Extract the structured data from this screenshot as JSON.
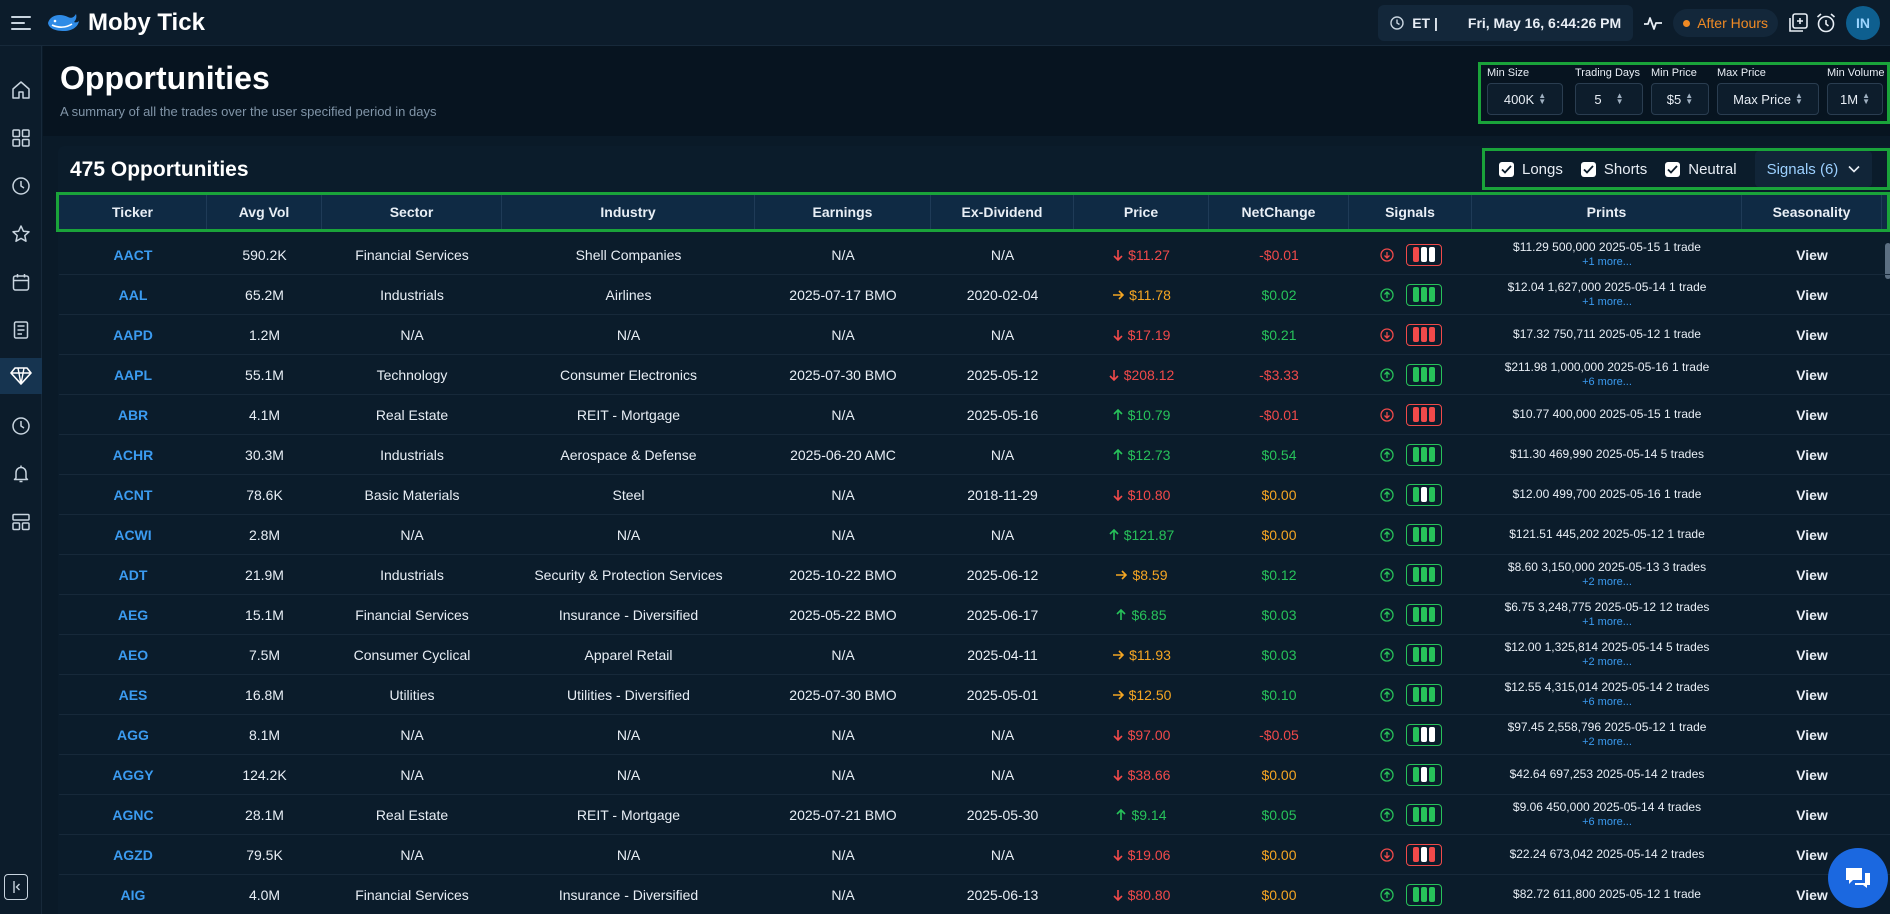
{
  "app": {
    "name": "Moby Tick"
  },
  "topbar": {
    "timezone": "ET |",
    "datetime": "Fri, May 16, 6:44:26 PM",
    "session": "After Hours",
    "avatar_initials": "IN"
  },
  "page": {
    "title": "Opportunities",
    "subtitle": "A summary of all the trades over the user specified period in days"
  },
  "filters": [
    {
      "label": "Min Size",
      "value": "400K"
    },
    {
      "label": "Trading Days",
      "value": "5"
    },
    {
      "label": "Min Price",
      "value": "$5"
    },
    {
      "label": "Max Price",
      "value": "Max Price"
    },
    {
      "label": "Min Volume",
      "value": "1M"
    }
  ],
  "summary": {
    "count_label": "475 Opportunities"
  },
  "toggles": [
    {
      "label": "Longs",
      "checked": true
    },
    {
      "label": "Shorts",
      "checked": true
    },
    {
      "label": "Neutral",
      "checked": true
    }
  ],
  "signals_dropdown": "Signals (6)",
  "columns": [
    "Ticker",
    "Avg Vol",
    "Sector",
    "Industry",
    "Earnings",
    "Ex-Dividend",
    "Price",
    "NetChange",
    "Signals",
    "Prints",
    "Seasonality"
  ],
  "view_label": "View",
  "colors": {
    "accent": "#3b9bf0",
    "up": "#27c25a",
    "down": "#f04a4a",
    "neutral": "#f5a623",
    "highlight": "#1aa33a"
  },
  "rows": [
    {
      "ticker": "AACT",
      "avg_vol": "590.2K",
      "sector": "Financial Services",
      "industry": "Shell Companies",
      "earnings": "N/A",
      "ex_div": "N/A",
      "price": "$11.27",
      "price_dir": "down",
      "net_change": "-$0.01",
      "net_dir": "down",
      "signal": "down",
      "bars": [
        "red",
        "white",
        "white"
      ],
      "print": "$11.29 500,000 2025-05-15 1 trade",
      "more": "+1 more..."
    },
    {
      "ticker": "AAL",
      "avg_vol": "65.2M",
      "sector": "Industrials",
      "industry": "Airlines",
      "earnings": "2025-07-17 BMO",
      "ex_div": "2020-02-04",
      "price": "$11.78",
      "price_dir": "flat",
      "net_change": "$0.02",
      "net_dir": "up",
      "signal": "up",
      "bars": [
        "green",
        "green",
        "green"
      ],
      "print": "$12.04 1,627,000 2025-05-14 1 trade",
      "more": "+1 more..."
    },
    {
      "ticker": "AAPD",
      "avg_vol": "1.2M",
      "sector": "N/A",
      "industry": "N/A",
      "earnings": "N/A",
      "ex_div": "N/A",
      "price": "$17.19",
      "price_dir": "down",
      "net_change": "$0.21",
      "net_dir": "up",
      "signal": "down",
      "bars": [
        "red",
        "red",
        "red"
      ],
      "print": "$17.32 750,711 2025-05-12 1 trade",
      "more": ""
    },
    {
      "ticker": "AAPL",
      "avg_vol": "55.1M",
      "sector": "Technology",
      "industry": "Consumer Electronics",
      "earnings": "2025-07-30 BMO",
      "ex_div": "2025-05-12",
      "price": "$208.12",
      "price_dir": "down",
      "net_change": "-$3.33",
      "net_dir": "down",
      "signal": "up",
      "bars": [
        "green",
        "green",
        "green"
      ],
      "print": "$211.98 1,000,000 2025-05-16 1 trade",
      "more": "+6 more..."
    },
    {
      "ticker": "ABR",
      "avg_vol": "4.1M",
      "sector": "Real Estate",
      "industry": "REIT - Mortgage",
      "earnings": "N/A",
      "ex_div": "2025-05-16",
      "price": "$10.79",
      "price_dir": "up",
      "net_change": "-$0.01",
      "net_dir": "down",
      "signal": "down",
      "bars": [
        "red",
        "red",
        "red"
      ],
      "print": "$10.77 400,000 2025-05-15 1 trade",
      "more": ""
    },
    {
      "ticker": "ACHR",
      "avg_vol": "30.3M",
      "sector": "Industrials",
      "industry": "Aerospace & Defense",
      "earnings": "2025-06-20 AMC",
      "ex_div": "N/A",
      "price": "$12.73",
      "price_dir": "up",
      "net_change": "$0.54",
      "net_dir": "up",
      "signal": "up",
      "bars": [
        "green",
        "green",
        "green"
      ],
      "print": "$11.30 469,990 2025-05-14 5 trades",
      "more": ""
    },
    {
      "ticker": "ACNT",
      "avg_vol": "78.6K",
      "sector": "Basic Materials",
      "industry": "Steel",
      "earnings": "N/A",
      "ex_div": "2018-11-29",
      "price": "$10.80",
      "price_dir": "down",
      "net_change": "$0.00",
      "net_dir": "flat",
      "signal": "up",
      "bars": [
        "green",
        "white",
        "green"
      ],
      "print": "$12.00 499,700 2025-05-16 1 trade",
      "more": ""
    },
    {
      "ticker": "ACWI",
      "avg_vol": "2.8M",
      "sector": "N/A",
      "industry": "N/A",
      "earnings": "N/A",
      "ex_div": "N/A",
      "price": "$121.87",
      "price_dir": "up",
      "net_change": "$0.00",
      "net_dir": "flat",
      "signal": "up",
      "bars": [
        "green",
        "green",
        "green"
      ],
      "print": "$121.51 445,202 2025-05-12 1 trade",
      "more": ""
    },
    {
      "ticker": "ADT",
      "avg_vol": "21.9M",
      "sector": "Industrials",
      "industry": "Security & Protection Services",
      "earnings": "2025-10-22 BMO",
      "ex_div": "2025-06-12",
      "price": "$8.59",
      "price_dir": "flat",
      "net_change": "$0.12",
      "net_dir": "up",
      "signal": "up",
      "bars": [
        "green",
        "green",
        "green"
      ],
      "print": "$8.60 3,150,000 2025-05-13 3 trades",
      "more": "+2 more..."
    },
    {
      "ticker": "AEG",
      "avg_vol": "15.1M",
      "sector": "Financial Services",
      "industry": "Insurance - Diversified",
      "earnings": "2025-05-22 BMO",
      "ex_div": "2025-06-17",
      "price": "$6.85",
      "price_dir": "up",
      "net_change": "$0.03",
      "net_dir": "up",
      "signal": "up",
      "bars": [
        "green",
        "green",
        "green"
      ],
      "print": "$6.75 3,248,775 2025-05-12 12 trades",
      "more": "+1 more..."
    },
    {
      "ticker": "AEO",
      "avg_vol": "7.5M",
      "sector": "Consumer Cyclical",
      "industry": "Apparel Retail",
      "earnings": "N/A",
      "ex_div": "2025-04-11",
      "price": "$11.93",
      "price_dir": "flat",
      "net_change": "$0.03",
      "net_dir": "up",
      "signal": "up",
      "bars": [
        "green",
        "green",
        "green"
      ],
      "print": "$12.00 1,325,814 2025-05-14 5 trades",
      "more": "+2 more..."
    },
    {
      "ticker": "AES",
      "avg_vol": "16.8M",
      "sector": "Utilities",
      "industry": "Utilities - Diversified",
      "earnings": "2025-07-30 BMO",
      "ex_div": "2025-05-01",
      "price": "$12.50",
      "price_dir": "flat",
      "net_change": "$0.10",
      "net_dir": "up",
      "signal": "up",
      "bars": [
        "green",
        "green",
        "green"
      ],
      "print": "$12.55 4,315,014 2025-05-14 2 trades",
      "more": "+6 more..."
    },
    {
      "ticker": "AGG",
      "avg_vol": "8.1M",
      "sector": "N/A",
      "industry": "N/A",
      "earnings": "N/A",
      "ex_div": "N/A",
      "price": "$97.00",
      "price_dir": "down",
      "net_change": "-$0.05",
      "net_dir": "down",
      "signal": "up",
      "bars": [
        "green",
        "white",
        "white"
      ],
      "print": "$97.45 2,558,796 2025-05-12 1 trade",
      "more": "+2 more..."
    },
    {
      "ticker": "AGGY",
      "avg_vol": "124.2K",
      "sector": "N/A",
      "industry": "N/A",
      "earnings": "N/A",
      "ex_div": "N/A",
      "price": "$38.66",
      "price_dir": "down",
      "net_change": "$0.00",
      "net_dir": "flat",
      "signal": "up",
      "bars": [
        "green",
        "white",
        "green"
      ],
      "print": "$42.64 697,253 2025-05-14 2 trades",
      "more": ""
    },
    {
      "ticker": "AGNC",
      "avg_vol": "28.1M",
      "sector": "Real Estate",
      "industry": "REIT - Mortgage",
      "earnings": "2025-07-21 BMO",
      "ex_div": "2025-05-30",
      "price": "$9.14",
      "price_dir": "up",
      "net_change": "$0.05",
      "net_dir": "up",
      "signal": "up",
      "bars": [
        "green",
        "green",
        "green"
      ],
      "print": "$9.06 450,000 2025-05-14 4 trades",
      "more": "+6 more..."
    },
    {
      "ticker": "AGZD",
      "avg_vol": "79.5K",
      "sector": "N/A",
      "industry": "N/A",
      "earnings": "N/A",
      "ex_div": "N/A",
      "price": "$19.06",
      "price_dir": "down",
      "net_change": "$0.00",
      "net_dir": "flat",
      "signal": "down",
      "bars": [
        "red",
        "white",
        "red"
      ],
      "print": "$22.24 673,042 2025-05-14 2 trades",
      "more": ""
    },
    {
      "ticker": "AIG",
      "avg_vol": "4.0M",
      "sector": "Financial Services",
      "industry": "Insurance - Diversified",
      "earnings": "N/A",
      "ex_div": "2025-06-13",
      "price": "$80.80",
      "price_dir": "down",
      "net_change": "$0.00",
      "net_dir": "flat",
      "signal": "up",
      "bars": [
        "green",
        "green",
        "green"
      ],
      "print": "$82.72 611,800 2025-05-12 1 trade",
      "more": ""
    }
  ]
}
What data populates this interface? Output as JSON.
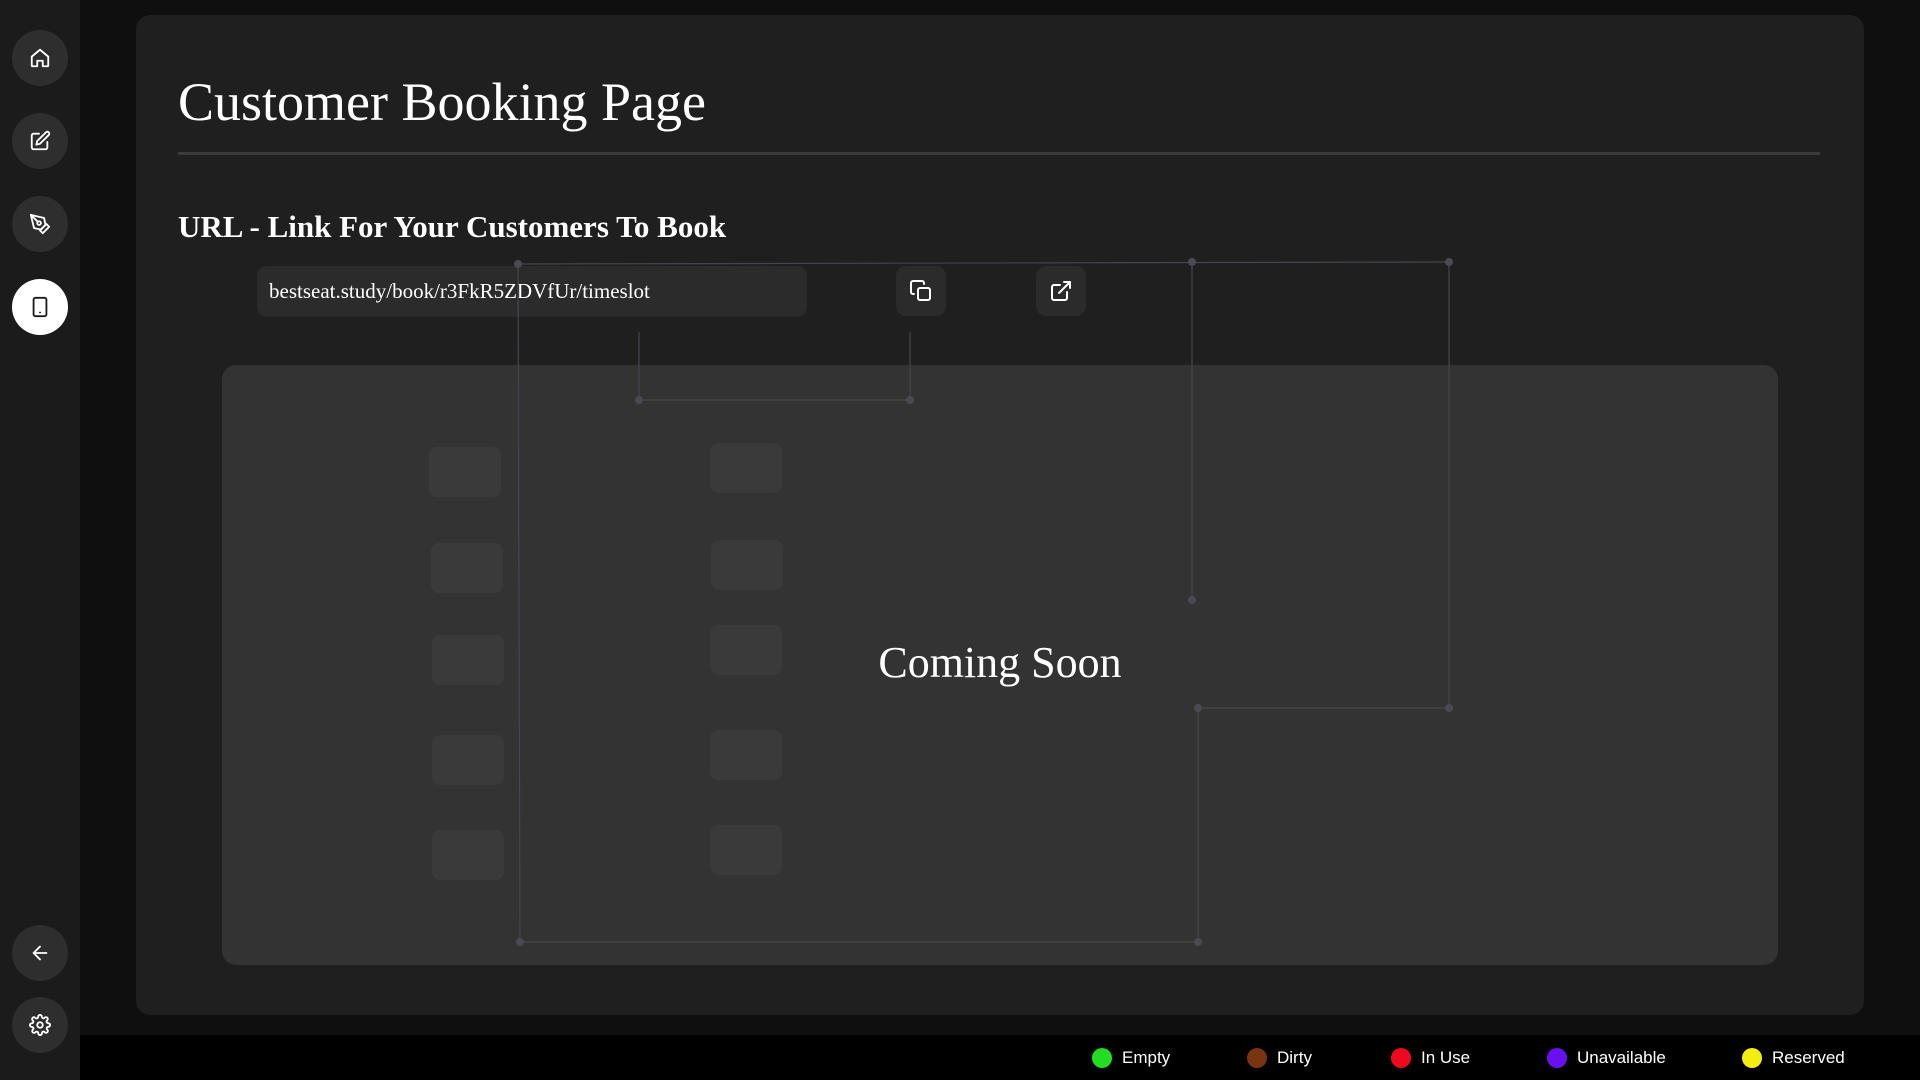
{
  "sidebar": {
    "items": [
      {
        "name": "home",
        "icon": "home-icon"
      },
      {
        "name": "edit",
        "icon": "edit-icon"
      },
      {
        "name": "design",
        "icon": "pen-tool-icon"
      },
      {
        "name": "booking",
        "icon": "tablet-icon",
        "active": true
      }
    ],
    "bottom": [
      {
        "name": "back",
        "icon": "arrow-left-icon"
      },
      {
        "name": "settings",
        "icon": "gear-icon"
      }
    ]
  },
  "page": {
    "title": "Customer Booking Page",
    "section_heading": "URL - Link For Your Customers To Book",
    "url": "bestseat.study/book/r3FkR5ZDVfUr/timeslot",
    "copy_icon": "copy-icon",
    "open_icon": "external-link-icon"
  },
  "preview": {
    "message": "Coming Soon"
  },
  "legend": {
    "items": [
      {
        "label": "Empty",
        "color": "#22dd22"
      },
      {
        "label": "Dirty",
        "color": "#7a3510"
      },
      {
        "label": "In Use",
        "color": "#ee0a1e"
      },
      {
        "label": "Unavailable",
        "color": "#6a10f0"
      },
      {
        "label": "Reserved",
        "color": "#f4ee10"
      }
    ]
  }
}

+-------+

= WHAT THE TASK REQUIRES =
Search the listing for the string "Signals". Copy each line where it turns up.

= CORRECT OUTPUT =
  "signals_dropdown": "Signals (6)",
    "Signals",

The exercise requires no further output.